§ **Task instructions**:
Your task is to copy every line of the entries that contains "reserved".

§ **Extracted entries**:
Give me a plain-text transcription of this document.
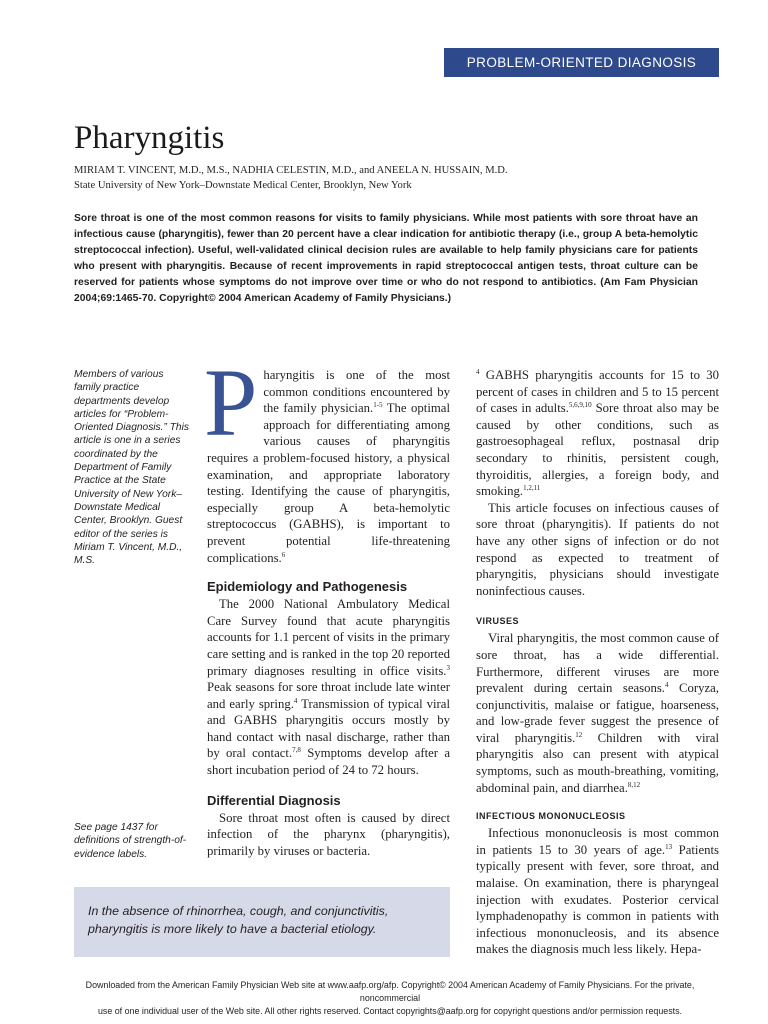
PROBLEM-ORIENTED DIAGNOSIS
Pharyngitis
MIRIAM T. VINCENT, M.D., M.S., NADHIA CELESTIN, M.D., and ANEELA N. HUSSAIN, M.D.
State University of New York–Downstate Medical Center, Brooklyn, New York
Sore throat is one of the most common reasons for visits to family physicians. While most patients with sore throat have an infectious cause (pharyngitis), fewer than 20 percent have a clear indication for antibiotic therapy (i.e., group A beta-hemolytic streptococcal infection). Useful, well-validated clinical decision rules are available to help family physicians care for patients who present with pharyngitis. Because of recent improvements in rapid streptococcal antigen tests, throat culture can be reserved for patients whose symptoms do not improve over time or who do not respond to antibiotics. (Am Fam Physician 2004;69:1465-70. Copyright© 2004 American Academy of Family Physicians.)
Members of various family practice departments develop articles for “Problem-Oriented Diagnosis.” This article is one in a series coordinated by the Department of Family Practice at the State University of New York–Downstate Medical Center, Brooklyn. Guest editor of the series is Miriam T. Vincent, M.D., M.S.
See page 1437 for definitions of strength-of-evidence labels.

Pharyngitis is one of the most common conditions encountered by the family physician.$^{1-5}$ The optimal approach for differentiating among various causes of pharyngitis requires a problem-focused history, a physical examination, and appropriate laboratory testing. Identifying the cause of pharyngitis, especially group A beta-hemolytic streptococcus (GABHS), is important to prevent potential life-threatening complications.$^6$

Epidemiology and Pathogenesis

The 2000 National Ambulatory Medical Care Survey found that acute pharyngitis accounts for 1.1 percent of visits in the primary care setting and is ranked in the top 20 reported primary diagnoses resulting in office visits.$^3$ Peak seasons for sore throat include late winter and early spring.$^4$ Transmission of typical viral and GABHS pharyngitis occurs mostly by hand contact with nasal discharge, rather than by oral contact.$^{7,8}$ Symptoms develop after a short incubation period of 24 to 72 hours.

Differential Diagnosis

Sore throat most often is caused by direct infection of the pharynx (pharyngitis), primarily by viruses or bacteria.

$^4$ GABHS pharyngitis accounts for 15 to 30 percent of cases in children and 5 to 15 percent of cases in adults.$^{5,6,9,10}$ Sore throat also may be caused by other conditions, such as gastroesophageal reflux, postnasal drip secondary to rhinitis, persistent cough, thyroiditis, allergies, a foreign body, and smoking.$^{1,2,11}$

This article focuses on infectious causes of sore throat (pharyngitis). If patients do not have any other signs of infection or do not respond as expected to treatment of pharyngitis, physicians should investigate noninfectious causes.

VIRUSES

Viral pharyngitis, the most common cause of sore throat, has a wide differential. Furthermore, different viruses are more prevalent during certain seasons.$^4$ Coryza, conjunctivitis, malaise or fatigue, hoarseness, and low-grade fever suggest the presence of viral pharyngitis.$^{12}$ Children with viral pharyngitis also can present with atypical symptoms, such as mouth-breathing, vomiting, abdominal pain, and diarrhea.$^{8,12}$

INFECTIOUS MONONUCLEOSIS

Infectious mononucleosis is most common in patients 15 to 30 years of age.$^{13}$ Patients typically present with fever, sore throat, and malaise. On examination, there is pharyngeal injection with exudates. Posterior cervical lymphadenopathy is common in patients with infectious mononucleosis, and its absence makes the diagnosis much less likely. Hepa-

In the absence of rhinorrhea, cough, and conjunctivitis, pharyngitis is more likely to have a bacterial etiology.
Downloaded from the American Family Physician Web site at www.aafp.org/afp. Copyright© 2004 American Academy of Family Physicians. For the private, noncommercial
use of one individual user of the Web site. All other rights reserved. Contact copyrights@aafp.org for copyright questions and/or permission requests.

§ **Result of the exercise**:
Sore throat is one of the most common reasons for visits to family physicians. While most patients with sore throat have an infectious cause (pharyngitis), fewer than 20 percent have a clear indication for antibiotic therapy (i.e., group A beta-hemolytic streptococcal infection). Useful, well-validated clinical decision rules are available to help family physicians care for patients who present with pharyngitis. Because of recent improvements in rapid streptococcal antigen tests, throat culture can be reserved for patients whose symptoms do not improve over time or who do not respond to antibiotics. (Am Fam Physician 2004;69:1465-70. Copyright© 2004 American Academy of Family Physicians.)
use of one individual user of the Web site. All other rights reserved. Contact copyrights@aafp.org for copyright questions and/or permission requests.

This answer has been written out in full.